▶ Artículo:
· · · ·

Rubén Cortés.
Es Truman Capote quien mejor escribe sobre la Navidad: sugestiva en su tristeza reflexiva, descrita desde un rincón escondido de la memoria. Susurro de luces, aroma a canela: su Navidad es exclusiva de la Luisiana profunda. Pero él la hace universal.
En Tres Cuentos, es un bálsamo o una herida. Incluye Una Navidad, Un recuerdo navideño y El invitado del Día de Acción de Gracias. Me gusta Un recuerdo navideño, la historia de Buddy, un niño de siete años, y su prima Sook, de 70, que es una niña eterna.
Su amistad, es la de las personas ignoradas. Sook, considerada una carga familiar, es la figura central y enseña a Buddy las lecciones de su vida: la importancia de la bondad, el valor de la creatividad, y la alegría de dar sin esperar nada a cambio.
Buddy y Sook hacen pasteles en Navidad. “Es un día perfecto para hacer pasteles”, dice Sook, y su anuncio transforma lo cotidiano en eterno. Además, los rodea el paisaje navideño del imaginario popular, aunque quienes la celebren vivan en el trópico o el páramo:
“La escarcha helada da brillo al pasto; el sol, redondo como una naranja y anaranjado como una luna de verano, cuelga en el horizonte y bruñe los plateados bosques invernales. Chilla un pavo salvaje. Un cerdo renegado gruñe entre la maleza”.

· · · ·

▶ Registros proporcionados:
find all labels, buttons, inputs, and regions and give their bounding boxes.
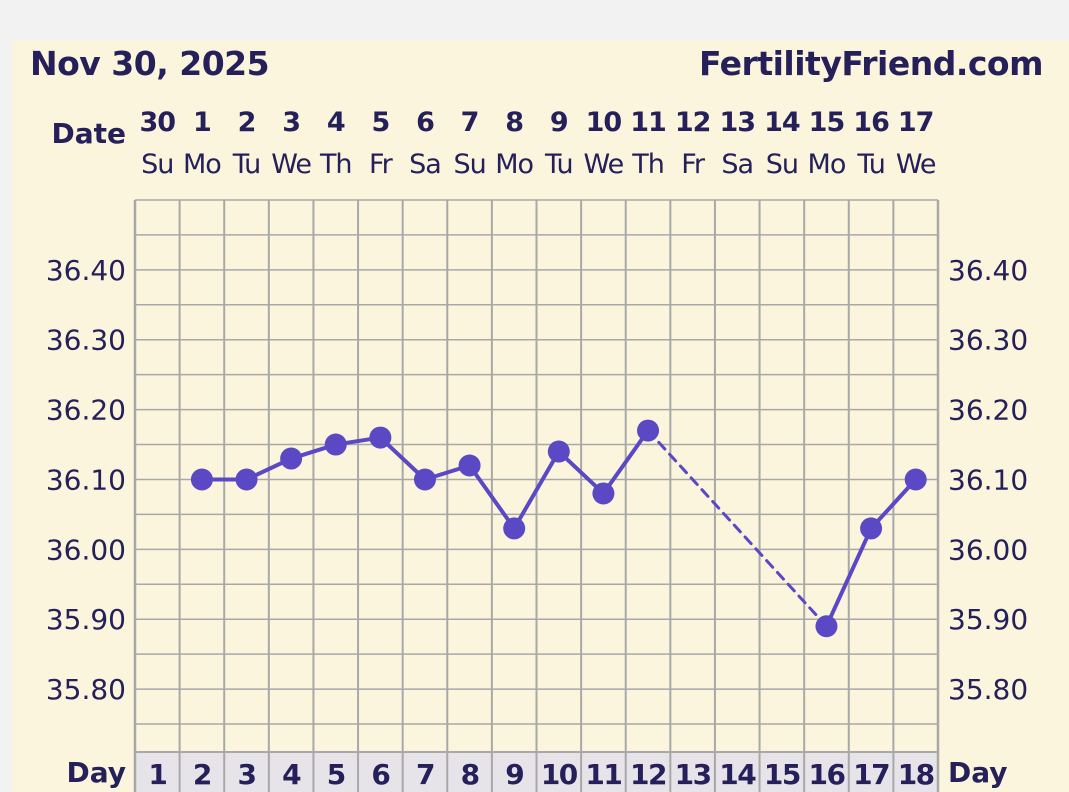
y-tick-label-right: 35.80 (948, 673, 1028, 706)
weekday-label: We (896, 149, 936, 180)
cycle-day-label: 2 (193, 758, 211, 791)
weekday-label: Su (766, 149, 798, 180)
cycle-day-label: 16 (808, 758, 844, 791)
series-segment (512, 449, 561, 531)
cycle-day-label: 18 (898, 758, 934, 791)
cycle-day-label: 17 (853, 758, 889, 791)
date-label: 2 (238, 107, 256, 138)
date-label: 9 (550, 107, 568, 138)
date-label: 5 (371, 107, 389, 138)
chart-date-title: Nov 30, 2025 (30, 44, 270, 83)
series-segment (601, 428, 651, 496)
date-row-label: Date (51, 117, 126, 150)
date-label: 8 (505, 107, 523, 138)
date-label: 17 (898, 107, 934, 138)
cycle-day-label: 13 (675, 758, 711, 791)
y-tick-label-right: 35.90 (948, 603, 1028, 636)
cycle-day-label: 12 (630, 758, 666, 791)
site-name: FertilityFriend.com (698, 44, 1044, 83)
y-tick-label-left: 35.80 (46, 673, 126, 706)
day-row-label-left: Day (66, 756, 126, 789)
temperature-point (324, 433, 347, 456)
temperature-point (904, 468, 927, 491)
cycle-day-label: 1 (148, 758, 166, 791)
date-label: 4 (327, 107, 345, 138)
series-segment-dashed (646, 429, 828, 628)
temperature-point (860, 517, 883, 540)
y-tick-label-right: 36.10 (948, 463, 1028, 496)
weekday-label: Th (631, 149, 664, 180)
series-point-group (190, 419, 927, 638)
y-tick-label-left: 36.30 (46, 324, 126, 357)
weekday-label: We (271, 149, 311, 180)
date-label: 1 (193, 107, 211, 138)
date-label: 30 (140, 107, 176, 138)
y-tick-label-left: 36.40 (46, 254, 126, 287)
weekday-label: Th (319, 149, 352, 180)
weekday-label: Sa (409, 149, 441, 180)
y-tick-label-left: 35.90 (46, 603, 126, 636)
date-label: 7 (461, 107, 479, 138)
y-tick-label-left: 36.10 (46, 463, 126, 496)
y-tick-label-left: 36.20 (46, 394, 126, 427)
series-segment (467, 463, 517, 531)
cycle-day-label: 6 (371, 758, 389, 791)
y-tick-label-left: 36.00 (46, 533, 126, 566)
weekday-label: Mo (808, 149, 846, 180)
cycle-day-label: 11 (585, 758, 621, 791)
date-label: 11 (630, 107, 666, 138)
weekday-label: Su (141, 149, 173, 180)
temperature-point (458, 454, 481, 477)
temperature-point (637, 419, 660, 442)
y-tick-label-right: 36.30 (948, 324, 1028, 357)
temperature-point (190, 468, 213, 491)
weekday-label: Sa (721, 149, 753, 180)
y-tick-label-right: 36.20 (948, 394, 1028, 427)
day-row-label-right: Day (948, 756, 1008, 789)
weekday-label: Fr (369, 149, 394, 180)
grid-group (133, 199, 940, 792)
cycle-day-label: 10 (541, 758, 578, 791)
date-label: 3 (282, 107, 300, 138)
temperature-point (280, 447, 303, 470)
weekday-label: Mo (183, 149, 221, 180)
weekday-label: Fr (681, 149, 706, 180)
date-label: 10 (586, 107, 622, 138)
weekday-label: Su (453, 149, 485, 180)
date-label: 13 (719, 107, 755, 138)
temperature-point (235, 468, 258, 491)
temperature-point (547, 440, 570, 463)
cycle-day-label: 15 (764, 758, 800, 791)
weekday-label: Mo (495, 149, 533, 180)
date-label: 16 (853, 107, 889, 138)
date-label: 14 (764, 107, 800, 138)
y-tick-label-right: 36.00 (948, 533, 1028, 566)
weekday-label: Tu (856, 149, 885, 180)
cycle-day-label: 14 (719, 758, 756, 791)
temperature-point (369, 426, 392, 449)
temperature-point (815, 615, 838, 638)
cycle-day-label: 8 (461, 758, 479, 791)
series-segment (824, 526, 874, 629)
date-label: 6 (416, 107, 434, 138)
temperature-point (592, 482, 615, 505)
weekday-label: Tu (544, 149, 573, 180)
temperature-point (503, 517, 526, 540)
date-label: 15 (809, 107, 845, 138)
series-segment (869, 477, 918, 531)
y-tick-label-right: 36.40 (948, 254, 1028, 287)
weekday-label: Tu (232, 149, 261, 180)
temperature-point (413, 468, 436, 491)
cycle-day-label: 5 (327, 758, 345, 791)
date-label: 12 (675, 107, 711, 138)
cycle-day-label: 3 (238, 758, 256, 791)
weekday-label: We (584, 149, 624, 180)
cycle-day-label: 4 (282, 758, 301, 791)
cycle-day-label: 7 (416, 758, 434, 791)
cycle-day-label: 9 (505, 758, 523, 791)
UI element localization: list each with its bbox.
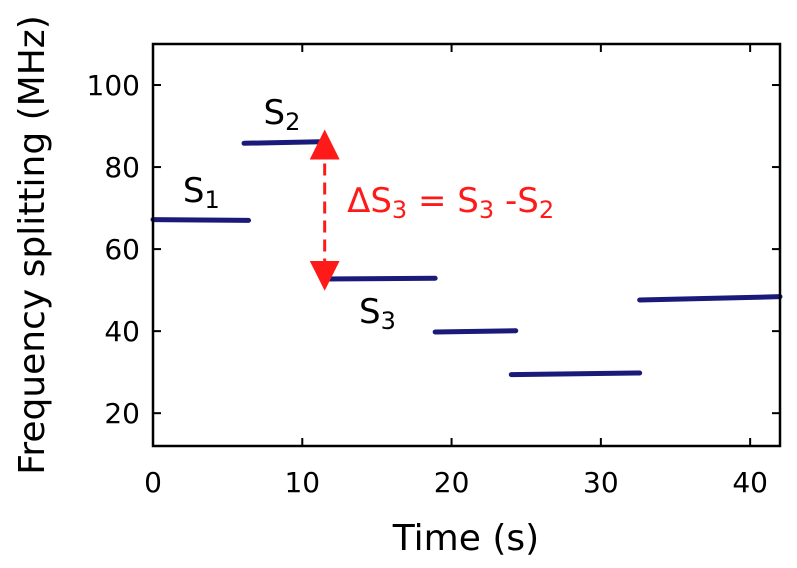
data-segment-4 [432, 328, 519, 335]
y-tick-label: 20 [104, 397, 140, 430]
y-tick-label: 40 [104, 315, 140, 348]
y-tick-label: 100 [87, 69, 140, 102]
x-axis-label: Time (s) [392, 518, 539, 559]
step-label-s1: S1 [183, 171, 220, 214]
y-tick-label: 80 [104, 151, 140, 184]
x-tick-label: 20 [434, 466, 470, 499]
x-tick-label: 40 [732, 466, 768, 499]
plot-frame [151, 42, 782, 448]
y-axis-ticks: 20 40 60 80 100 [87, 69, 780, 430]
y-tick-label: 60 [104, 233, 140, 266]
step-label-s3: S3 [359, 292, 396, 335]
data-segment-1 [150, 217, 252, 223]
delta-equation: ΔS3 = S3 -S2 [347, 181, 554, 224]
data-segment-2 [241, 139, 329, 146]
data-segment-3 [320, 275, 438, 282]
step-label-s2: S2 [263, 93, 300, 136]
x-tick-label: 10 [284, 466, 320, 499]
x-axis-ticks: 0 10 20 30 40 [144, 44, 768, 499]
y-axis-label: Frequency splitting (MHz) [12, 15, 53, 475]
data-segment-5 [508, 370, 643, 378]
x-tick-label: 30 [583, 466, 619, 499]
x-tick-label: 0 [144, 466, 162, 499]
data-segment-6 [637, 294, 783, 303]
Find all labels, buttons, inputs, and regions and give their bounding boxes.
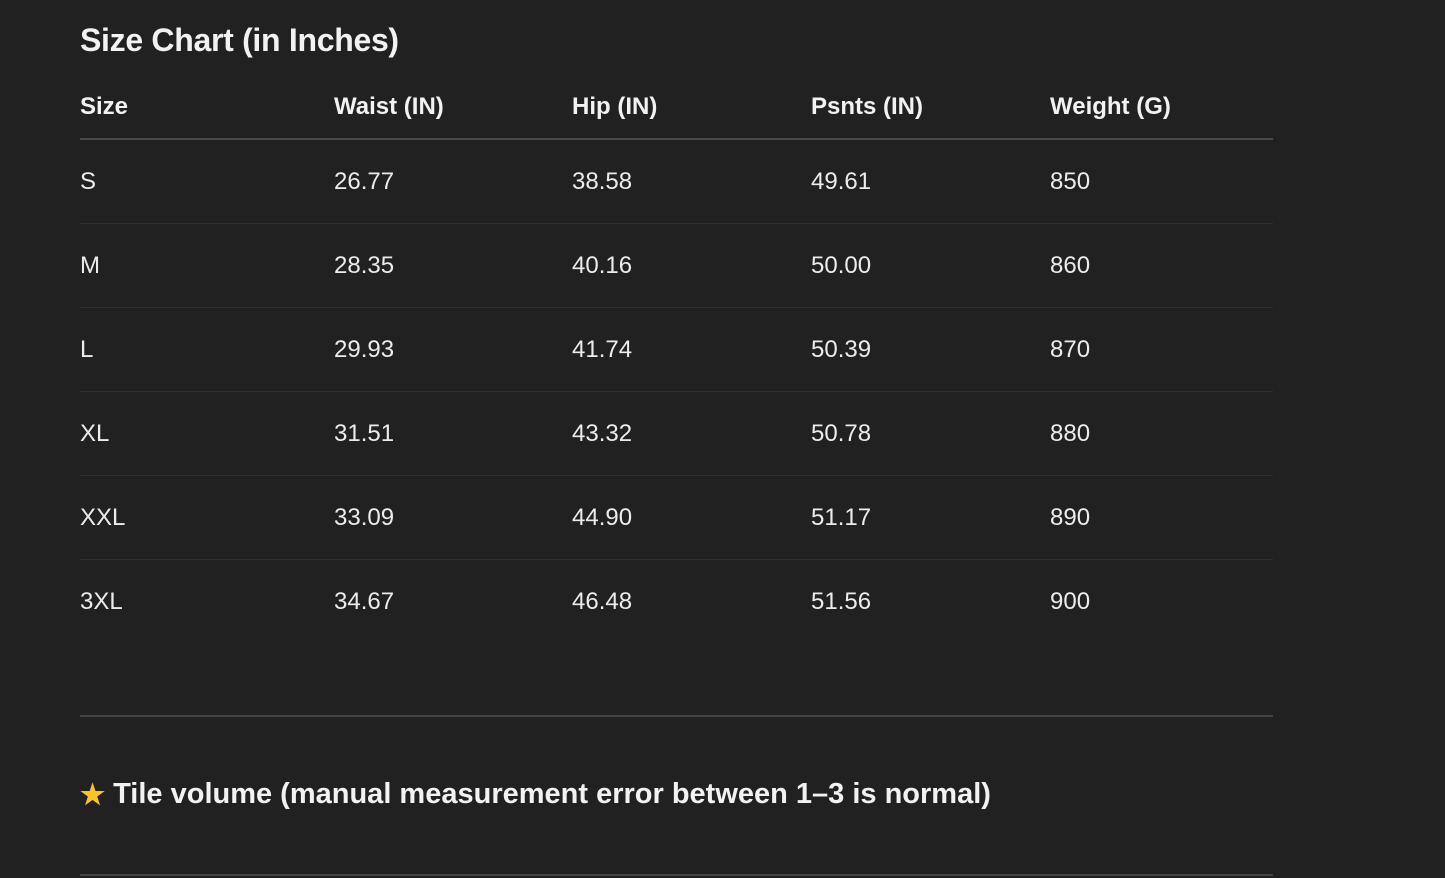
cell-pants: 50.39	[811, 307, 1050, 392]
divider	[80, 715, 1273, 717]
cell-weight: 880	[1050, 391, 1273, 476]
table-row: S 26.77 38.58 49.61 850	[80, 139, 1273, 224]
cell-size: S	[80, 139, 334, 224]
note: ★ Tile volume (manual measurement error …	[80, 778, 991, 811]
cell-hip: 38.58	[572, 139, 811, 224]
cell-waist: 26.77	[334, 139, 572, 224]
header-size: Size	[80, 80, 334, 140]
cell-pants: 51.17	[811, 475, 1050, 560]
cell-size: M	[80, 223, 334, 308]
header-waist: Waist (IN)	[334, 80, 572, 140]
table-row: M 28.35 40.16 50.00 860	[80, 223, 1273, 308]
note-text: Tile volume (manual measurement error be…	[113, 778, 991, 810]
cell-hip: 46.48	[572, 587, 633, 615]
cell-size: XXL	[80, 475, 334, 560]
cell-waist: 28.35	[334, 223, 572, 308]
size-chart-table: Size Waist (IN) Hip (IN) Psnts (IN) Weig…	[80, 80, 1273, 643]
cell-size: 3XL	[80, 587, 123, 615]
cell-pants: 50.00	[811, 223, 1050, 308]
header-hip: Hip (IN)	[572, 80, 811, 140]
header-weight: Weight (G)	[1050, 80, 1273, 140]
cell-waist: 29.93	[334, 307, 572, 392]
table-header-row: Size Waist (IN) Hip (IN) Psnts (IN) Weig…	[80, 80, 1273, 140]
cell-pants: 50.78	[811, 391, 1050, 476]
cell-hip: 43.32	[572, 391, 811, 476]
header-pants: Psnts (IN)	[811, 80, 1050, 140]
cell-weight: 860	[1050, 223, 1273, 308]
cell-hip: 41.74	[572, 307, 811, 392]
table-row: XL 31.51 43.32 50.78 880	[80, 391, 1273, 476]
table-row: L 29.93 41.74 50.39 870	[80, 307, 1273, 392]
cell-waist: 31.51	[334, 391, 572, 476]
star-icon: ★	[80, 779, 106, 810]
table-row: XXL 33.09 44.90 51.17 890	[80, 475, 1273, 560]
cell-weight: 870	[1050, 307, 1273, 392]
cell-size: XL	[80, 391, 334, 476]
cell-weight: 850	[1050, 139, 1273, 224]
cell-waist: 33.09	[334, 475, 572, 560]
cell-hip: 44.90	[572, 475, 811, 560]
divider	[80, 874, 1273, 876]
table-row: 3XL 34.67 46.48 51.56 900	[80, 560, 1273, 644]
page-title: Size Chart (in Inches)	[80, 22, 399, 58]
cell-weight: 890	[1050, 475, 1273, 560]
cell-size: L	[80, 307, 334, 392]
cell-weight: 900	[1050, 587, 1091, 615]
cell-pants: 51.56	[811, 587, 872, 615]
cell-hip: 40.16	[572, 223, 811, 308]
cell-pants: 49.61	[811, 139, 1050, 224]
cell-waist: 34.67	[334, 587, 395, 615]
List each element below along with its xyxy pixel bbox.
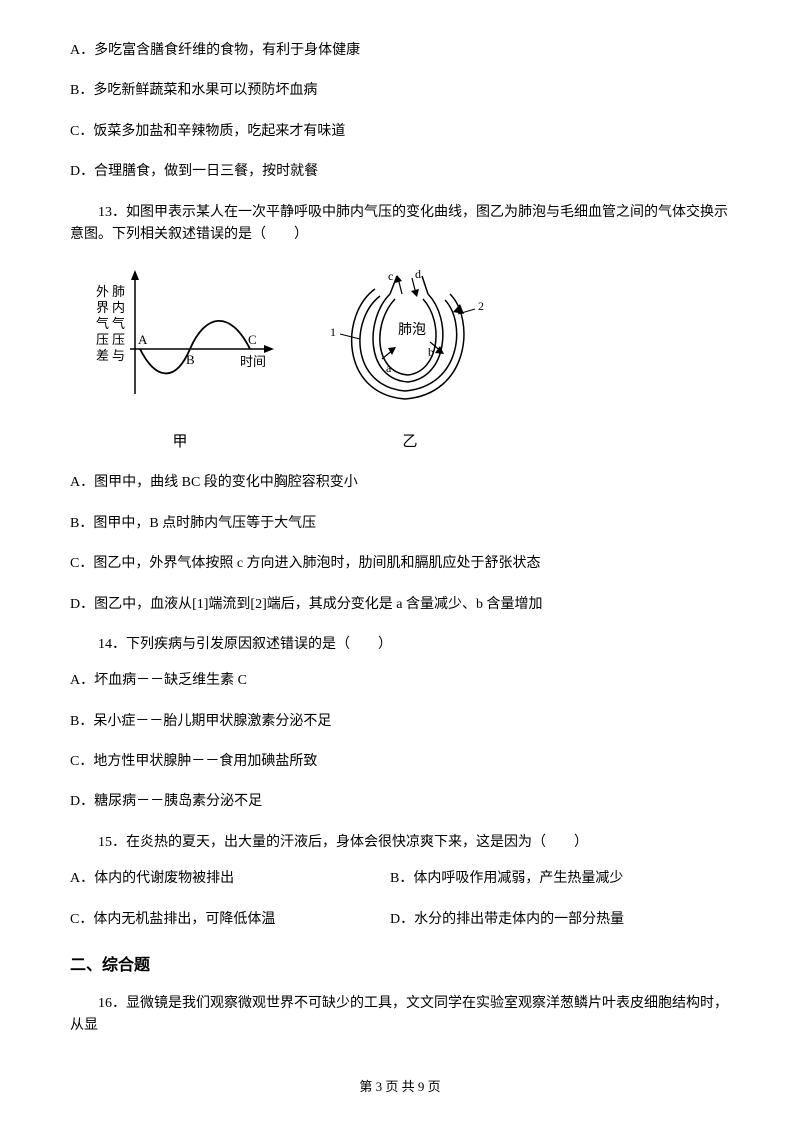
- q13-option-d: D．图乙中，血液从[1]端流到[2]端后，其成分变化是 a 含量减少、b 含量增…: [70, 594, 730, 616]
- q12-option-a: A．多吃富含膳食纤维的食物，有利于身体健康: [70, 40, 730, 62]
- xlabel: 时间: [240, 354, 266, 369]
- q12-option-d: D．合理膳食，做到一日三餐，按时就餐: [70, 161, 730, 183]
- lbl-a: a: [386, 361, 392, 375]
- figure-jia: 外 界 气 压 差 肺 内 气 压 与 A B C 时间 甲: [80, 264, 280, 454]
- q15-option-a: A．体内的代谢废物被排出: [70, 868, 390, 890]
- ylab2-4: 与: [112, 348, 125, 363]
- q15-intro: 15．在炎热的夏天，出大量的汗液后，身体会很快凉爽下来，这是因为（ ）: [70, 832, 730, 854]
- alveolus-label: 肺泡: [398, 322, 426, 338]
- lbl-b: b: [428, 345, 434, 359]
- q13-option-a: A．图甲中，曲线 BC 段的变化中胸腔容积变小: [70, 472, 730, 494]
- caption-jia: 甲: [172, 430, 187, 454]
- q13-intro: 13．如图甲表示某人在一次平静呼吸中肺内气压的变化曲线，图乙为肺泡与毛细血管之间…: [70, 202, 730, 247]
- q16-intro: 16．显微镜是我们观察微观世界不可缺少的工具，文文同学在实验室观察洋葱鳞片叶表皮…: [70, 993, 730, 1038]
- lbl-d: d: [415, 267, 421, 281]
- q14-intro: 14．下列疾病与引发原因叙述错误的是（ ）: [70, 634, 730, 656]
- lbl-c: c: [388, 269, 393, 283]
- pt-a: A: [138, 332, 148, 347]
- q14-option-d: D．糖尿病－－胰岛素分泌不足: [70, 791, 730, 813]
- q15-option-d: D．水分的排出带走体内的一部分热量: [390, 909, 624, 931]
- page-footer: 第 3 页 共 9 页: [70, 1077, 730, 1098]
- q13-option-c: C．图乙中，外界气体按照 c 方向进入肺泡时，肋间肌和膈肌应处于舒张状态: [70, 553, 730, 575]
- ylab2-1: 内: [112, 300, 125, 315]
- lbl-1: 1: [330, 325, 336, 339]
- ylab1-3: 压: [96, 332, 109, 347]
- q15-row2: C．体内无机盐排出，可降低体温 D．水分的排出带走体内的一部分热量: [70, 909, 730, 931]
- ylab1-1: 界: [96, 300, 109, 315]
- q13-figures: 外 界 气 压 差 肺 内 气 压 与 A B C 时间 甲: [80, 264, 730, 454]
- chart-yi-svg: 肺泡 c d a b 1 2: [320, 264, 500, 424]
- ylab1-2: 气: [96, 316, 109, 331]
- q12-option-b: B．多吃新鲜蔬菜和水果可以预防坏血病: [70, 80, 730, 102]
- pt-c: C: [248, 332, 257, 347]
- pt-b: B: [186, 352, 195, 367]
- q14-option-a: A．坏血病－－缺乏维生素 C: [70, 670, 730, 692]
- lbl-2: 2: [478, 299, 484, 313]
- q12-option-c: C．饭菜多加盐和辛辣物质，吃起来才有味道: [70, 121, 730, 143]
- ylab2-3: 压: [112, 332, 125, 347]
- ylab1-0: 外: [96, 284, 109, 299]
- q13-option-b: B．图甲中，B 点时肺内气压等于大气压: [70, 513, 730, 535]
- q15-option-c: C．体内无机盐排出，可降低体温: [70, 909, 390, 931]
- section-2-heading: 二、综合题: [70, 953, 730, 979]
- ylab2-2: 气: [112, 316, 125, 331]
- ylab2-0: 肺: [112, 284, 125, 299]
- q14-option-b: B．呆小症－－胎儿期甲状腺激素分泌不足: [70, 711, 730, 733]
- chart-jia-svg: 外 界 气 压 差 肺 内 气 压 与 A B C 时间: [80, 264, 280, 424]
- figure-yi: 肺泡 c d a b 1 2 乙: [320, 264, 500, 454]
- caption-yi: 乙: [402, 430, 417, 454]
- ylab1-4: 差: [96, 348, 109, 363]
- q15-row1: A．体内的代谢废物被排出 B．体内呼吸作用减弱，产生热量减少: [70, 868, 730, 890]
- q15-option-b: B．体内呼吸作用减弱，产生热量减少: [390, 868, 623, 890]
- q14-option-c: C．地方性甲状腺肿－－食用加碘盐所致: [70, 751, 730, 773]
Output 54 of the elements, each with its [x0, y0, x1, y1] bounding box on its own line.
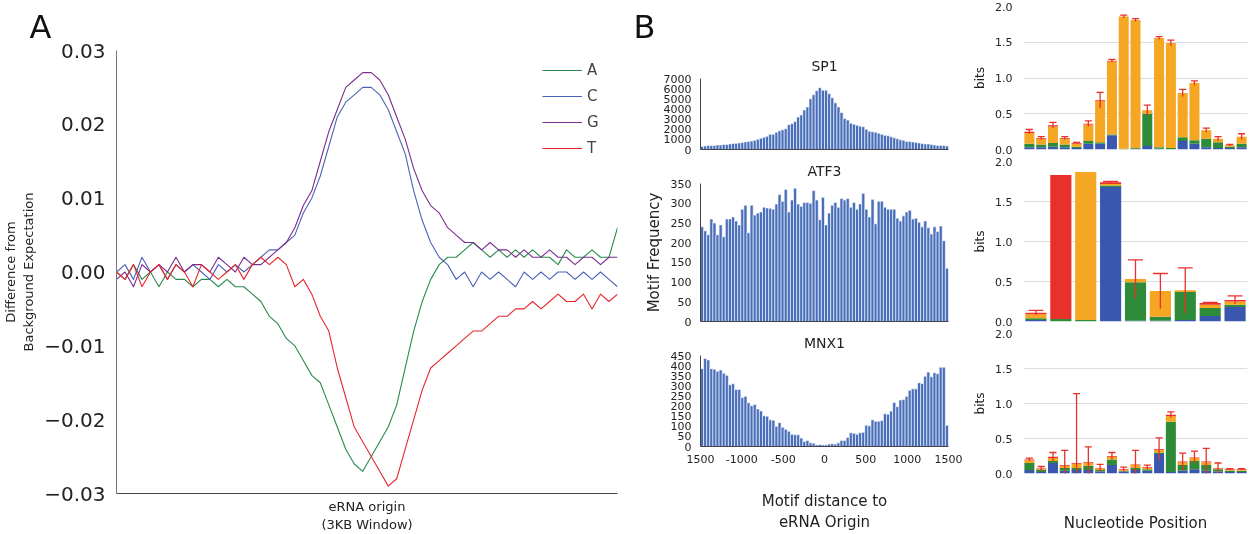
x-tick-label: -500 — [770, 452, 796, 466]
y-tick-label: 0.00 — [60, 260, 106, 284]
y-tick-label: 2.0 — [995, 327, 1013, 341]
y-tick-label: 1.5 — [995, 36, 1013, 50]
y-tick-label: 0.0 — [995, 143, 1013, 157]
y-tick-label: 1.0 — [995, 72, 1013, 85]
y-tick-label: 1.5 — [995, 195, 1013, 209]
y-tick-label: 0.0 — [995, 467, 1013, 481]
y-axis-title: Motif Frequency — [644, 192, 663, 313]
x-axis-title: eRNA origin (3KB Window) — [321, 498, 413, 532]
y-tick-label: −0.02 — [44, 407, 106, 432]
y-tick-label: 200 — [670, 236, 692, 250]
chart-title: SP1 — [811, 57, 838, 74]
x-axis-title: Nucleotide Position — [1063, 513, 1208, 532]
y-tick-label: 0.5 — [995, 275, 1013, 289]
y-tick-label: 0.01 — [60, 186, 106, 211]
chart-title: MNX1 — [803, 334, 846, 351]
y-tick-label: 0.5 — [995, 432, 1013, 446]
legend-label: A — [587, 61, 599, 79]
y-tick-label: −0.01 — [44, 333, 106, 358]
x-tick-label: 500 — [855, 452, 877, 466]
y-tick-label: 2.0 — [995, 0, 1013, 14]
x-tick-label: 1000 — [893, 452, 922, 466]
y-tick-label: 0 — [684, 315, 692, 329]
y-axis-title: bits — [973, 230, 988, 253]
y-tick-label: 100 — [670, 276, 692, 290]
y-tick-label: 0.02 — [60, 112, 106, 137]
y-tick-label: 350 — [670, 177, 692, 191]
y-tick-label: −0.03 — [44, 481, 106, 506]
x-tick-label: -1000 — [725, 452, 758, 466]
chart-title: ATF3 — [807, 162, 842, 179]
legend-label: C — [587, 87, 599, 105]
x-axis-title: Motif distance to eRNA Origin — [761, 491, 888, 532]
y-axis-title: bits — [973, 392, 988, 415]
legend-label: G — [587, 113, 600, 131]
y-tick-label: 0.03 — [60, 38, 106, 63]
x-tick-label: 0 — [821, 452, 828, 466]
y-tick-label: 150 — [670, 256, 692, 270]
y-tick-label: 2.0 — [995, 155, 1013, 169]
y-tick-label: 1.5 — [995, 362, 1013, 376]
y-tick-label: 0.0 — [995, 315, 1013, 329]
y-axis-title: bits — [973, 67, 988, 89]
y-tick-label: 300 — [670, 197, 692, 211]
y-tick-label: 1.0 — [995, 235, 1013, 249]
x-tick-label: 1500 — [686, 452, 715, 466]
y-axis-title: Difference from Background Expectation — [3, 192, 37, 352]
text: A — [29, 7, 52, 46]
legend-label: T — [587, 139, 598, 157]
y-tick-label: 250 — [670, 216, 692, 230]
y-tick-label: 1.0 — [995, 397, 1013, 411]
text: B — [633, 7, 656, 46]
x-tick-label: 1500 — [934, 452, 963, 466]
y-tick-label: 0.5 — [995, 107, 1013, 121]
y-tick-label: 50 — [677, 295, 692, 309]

· · · ·

▶ Tarea A: Traduzca al inglés la siguiente oración del artículo: "Me gusta Un recuerdo navideño, la historia de Buddy, un niño de siete años, y su prima Sook, de 70, que es una niña eterna."
▶ Tarea B: Indique si cada afirmación concuerda con el artículo, con un sí o un no y las palabras textuales que lo deciden: (i) Tres Cuentos incluye El invitado del Día de Acción de Gracias; (ii) Buddy tiene setenta años; (iii) Sook enseña a Buddy la alegría de dar sin esperar nada a cambio.
▶ Tarea C: Transcriba sin cambio alguno todo el pasaje del artículo que va desde "Rubén Cortés." hasta "nada a cambio.".
Los registros no intervienen en esta labor.

▶ Resultado correcto A: I like A Christmas Memory, the story of Buddy, a seven-year-old boy, and his cousin Sook, aged 70, who is an eternal child.

▶ Resultado correcto B:
(i) Sí: "Incluye Una Navidad, Un recuerdo navideño y El invitado del Día de Acción de Gracias".
(ii) No: "Buddy, un niño de siete años".
(iii) Sí: "la alegría de dar sin esperar nada a cambio".

▶ Resultado correcto C:
Rubén Cortés.
Es Truman Capote quien mejor escribe sobre la Navidad: sugestiva en su tristeza reflexiva, descrita desde un rincón escondido de la memoria. Susurro de luces, aroma a canela: su Navidad es exclusiva de la Luisiana profunda. Pero él la hace universal.
En Tres Cuentos, es un bálsamo o una herida. Incluye Una Navidad, Un recuerdo navideño y El invitado del Día de Acción de Gracias. Me gusta Un recuerdo navideño, la historia de Buddy, un niño de siete años, y su prima Sook, de 70, que es una niña eterna.
Su amistad, es la de las personas ignoradas. Sook, considerada una carga familiar, es la figura central y enseña a Buddy las lecciones de su vida: la importancia de la bondad, el valor de la creatividad, y la alegría de dar sin esperar nada a cambio.